» Problem details
Return each line of the listing that contains the string "программы".

» Stored data
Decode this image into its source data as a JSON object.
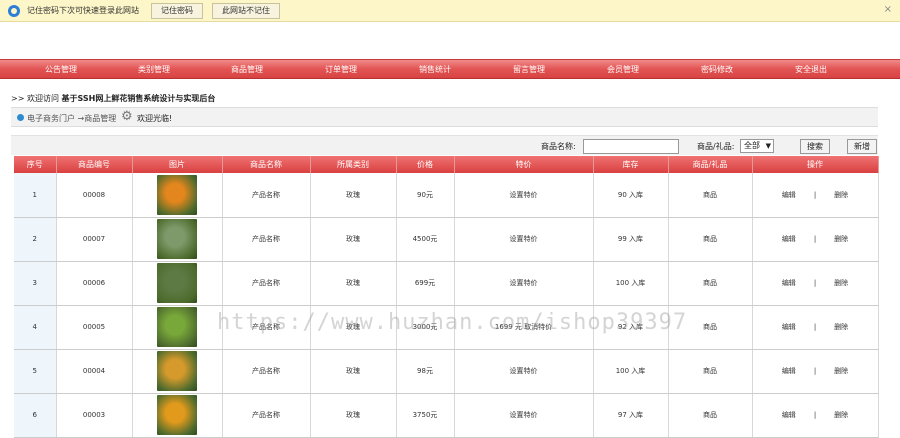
{
  "password_bar": {
    "message": "记住密码下次可快速登录此网站",
    "remember_label": "记住密码",
    "never_label": "此网站不记住",
    "close": "×"
  },
  "nav": {
    "items": [
      "公告管理",
      "类别管理",
      "商品管理",
      "订单管理",
      "销售统计",
      "留言管理",
      "会员管理",
      "密码修改",
      "安全退出"
    ]
  },
  "welcome": {
    "prefix": ">> 欢迎访问",
    "title": "基于SSH网上鲜花销售系统设计与实现后台"
  },
  "breadcrumb": {
    "path": "电子商务门户 →商品管理",
    "greeting": "欢迎光临!"
  },
  "search": {
    "name_label": "商品名称:",
    "name_value": "",
    "type_label": "商品/礼品:",
    "type_value": "全部",
    "search_button": "搜索",
    "add_button": "新增"
  },
  "table": {
    "headers": [
      "序号",
      "商品编号",
      "图片",
      "商品名称",
      "所属类别",
      "价格",
      "特价",
      "库存",
      "商品/礼品",
      "操作"
    ],
    "rows": [
      {
        "no": "1",
        "code": "00008",
        "name": "产品名称",
        "category": "玫瑰",
        "price": "90元",
        "special": "设置特价",
        "stock": "90 入库",
        "kind": "商品",
        "edit": "编辑",
        "sep": "|",
        "delete": "删除",
        "color": "#e2861d"
      },
      {
        "no": "2",
        "code": "00007",
        "name": "产品名称",
        "category": "玫瑰",
        "price": "4500元",
        "special": "设置特价",
        "stock": "99 入库",
        "kind": "商品",
        "edit": "编辑",
        "sep": "|",
        "delete": "删除",
        "color": "#7e9a6a"
      },
      {
        "no": "3",
        "code": "00006",
        "name": "产品名称",
        "category": "玫瑰",
        "price": "699元",
        "special": "设置特价",
        "stock": "100 入库",
        "kind": "商品",
        "edit": "编辑",
        "sep": "|",
        "delete": "删除",
        "color": "#5d7a44"
      },
      {
        "no": "4",
        "code": "00005",
        "name": "产品名称",
        "category": "玫瑰",
        "price": "3000元",
        "special": "1699 元 取消特价",
        "stock": "92 入库",
        "kind": "商品",
        "edit": "编辑",
        "sep": "|",
        "delete": "删除",
        "color": "#79a83a"
      },
      {
        "no": "5",
        "code": "00004",
        "name": "产品名称",
        "category": "玫瑰",
        "price": "98元",
        "special": "设置特价",
        "stock": "100 入库",
        "kind": "商品",
        "edit": "编辑",
        "sep": "|",
        "delete": "删除",
        "color": "#d69a2c"
      },
      {
        "no": "6",
        "code": "00003",
        "name": "产品名称",
        "category": "玫瑰",
        "price": "3750元",
        "special": "设置特价",
        "stock": "97 入库",
        "kind": "商品",
        "edit": "编辑",
        "sep": "|",
        "delete": "删除",
        "color": "#e29a1c"
      }
    ]
  },
  "watermark": "https://www.huzhan.com/ishop39397"
}
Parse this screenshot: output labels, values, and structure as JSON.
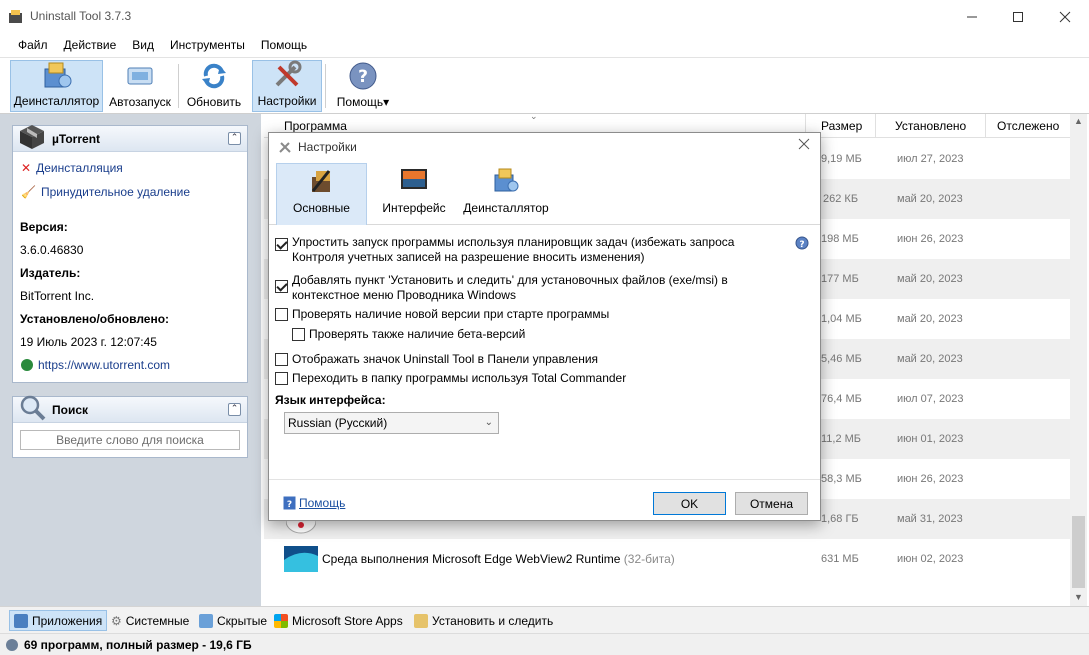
{
  "window": {
    "title": "Uninstall Tool 3.7.3"
  },
  "menu": [
    "Файл",
    "Действие",
    "Вид",
    "Инструменты",
    "Помощь"
  ],
  "toolbar": {
    "uninstaller": "Деинсталлятор",
    "autorun": "Автозапуск",
    "refresh": "Обновить",
    "settings": "Настройки",
    "help": "Помощь"
  },
  "app_info": {
    "name": "µTorrent",
    "uninstall_link": "Деинсталляция",
    "force_remove_link": "Принудительное удаление",
    "version_label": "Версия:",
    "version": "3.6.0.46830",
    "publisher_label": "Издатель:",
    "publisher": "BitTorrent Inc.",
    "installed_label": "Установлено/обновлено:",
    "installed": "19 Июль 2023 г. 12:07:45",
    "website": "https://www.utorrent.com"
  },
  "search": {
    "title": "Поиск",
    "placeholder": "Введите слово для поиска"
  },
  "table": {
    "columns": {
      "program": "Программа",
      "size": "Размер",
      "installed": "Установлено",
      "tracked": "Отслежено"
    },
    "rows": [
      {
        "size": "9,19 МБ",
        "date": "июл 27, 2023"
      },
      {
        "size": "262 КБ",
        "date": "май 20, 2023"
      },
      {
        "size": "198 МБ",
        "date": "июн 26, 2023"
      },
      {
        "size": "177 МБ",
        "date": "май 20, 2023"
      },
      {
        "size": "1,04 МБ",
        "date": "май 20, 2023"
      },
      {
        "size": "5,46 МБ",
        "date": "май 20, 2023"
      },
      {
        "size": "76,4 МБ",
        "date": "июл 07, 2023"
      },
      {
        "size": "11,2 МБ",
        "date": "июн 01, 2023"
      },
      {
        "size": "58,3 МБ",
        "date": "июн 26, 2023"
      },
      {
        "size": "1,68 ГБ",
        "date": "май 31, 2023"
      },
      {
        "name": "Среда выполнения Microsoft Edge WebView2 Runtime",
        "suffix": "(32-бита)",
        "size": "631 МБ",
        "date": "июн 02, 2023"
      }
    ]
  },
  "bottom_tabs": {
    "apps": "Приложения",
    "system": "Системные",
    "hidden": "Скрытые",
    "store": "Microsoft Store Apps",
    "install_track": "Установить и следить"
  },
  "status": {
    "prefix": "69 программ, полный размер - ",
    "total": "19,6 ГБ"
  },
  "dialog": {
    "title": "Настройки",
    "tabs": {
      "general": "Основные",
      "interface": "Интерфейс",
      "uninstaller": "Деинсталлятор"
    },
    "options": {
      "scheduler_l1": "Упростить запуск программы используя планировщик задач (избежать запроса",
      "scheduler_l2": "Контроля учетных записей на разрешение вносить изменения)",
      "context_l1": "Добавлять пункт 'Установить и следить' для установочных файлов (exe/msi) в",
      "context_l2": "контекстное меню Проводника Windows",
      "update_check": "Проверять наличие новой версии при старте программы",
      "beta_check": "Проверять также наличие бета-версий",
      "control_panel": "Отображать значок Uninstall Tool в Панели управления",
      "total_commander": "Переходить в папку программы используя Total Commander"
    },
    "language_label": "Язык интерфейса:",
    "language_value": "Russian (Русский)",
    "help_link": "Помощь",
    "ok": "OK",
    "cancel": "Отмена"
  }
}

» Result of this exercise
      "scheduler_l1": "Упростить запуск программы используя планировщик задач (избежать запроса",
      "update_check": "Проверять наличие новой версии при старте программы",
      "total_commander": "Переходить в папку программы используя Total Commander"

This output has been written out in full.